* start RECORDS SHOWN *

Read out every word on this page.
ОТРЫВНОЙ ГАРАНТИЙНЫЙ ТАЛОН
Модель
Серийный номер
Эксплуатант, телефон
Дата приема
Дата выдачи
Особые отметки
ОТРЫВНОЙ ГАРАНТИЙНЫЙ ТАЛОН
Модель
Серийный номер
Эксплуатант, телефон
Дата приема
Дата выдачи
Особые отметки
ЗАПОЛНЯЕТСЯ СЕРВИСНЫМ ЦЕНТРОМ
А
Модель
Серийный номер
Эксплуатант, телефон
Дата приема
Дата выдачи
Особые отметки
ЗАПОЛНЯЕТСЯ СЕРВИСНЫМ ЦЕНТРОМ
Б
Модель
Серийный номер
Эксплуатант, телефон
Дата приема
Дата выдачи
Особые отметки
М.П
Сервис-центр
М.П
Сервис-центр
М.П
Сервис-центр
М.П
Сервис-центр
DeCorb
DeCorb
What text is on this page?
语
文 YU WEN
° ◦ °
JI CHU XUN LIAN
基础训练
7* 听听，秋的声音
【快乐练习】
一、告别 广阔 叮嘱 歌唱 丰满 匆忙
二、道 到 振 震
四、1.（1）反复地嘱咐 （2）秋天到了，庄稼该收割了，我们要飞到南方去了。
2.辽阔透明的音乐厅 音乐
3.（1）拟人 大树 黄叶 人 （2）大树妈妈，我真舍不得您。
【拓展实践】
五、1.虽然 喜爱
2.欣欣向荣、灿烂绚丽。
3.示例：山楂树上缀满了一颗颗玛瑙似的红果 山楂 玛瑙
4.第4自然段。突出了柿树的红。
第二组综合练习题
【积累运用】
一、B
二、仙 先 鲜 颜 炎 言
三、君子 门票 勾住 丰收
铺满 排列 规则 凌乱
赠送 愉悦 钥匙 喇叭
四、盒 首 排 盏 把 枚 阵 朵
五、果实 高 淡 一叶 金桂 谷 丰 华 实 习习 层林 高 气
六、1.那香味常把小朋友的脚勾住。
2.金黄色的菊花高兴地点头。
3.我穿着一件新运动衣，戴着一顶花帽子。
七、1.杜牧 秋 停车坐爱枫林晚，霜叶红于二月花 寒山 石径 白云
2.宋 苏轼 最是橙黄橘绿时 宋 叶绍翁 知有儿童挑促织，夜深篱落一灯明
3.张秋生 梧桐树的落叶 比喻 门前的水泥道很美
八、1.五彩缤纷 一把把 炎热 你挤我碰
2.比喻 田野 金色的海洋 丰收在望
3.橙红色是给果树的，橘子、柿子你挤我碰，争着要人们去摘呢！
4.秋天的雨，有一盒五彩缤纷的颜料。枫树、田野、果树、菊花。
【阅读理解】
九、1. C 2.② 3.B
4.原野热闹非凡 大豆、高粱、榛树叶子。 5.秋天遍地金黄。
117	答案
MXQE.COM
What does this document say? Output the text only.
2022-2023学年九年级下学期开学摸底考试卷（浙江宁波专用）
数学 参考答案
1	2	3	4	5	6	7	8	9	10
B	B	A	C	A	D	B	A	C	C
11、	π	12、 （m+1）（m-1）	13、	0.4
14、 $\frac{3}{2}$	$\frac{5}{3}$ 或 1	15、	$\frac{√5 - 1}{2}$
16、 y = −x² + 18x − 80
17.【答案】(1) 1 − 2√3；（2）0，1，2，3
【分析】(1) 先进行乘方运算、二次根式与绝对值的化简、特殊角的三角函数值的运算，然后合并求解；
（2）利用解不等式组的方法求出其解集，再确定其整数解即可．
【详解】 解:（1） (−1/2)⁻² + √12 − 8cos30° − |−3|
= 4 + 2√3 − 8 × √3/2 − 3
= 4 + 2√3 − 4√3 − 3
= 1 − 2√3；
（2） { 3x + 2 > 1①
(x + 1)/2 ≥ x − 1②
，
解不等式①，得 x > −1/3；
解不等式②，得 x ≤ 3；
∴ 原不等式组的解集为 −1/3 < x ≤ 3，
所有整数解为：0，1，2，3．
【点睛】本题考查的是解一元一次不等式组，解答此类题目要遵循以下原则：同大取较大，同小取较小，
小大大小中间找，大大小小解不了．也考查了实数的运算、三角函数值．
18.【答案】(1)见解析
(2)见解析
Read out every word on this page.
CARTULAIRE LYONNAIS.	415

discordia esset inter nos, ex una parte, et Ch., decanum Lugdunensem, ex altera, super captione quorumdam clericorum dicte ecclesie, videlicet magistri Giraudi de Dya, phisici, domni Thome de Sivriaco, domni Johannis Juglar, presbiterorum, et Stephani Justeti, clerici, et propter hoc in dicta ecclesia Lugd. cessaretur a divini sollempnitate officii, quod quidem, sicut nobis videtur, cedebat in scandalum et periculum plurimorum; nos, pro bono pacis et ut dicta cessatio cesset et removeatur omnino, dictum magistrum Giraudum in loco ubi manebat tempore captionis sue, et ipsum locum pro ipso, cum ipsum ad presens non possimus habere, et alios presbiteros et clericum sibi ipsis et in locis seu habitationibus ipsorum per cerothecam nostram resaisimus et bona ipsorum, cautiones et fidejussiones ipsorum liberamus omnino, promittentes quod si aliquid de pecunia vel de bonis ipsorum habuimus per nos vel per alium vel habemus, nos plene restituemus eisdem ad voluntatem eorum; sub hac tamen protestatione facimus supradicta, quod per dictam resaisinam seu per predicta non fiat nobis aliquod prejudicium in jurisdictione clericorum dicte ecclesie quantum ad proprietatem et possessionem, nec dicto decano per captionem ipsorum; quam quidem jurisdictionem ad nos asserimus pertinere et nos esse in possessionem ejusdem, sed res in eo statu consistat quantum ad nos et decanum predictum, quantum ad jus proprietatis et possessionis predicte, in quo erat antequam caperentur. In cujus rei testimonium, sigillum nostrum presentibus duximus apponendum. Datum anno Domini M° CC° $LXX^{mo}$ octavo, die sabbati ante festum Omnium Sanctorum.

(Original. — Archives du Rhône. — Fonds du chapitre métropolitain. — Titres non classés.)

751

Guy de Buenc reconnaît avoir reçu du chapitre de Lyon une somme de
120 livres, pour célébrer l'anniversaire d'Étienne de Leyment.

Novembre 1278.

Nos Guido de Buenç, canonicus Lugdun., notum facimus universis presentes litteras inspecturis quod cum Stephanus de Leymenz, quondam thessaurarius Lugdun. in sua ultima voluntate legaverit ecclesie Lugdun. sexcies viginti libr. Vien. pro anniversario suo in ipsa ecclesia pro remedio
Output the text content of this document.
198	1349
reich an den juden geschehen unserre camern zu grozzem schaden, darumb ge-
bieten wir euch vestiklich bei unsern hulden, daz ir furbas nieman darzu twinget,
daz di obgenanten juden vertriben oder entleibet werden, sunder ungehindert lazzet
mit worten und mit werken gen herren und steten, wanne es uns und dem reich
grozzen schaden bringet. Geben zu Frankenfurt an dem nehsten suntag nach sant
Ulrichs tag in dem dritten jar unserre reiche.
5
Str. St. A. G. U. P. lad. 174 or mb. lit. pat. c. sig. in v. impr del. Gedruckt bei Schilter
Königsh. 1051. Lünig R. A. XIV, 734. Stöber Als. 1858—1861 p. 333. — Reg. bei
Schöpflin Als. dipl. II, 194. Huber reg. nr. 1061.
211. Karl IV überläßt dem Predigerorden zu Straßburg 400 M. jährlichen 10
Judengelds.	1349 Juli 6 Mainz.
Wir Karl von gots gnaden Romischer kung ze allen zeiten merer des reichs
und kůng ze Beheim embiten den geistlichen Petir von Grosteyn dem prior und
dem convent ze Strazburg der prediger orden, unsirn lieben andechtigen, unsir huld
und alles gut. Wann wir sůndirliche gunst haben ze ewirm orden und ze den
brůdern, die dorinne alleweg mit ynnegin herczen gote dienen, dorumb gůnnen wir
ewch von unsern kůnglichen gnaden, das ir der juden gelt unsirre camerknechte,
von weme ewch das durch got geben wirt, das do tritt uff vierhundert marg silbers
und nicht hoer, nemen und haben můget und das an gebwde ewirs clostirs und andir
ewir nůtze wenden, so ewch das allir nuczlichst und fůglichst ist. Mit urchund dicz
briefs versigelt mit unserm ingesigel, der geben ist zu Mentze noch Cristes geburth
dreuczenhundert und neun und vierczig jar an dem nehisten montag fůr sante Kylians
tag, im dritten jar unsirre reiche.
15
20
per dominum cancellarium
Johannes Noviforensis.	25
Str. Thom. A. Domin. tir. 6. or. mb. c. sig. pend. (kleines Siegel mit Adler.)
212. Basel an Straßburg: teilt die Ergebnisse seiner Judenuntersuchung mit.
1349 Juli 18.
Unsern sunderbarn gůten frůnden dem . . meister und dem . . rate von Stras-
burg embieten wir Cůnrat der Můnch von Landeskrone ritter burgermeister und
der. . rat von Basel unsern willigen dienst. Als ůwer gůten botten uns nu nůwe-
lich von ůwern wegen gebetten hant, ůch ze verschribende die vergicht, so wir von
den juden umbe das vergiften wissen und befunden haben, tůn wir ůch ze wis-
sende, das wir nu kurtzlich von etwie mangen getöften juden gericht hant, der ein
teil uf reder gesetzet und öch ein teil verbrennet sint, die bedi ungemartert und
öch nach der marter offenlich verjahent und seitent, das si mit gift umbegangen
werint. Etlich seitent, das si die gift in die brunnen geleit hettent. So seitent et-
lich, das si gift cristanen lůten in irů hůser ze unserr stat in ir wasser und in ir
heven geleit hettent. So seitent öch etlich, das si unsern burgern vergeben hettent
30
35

* end RECORDS SHOWN *

STATED TASK:
Say how many lines in the entries contain the string "unserre", and leave out everything else.

SOLUTION:
2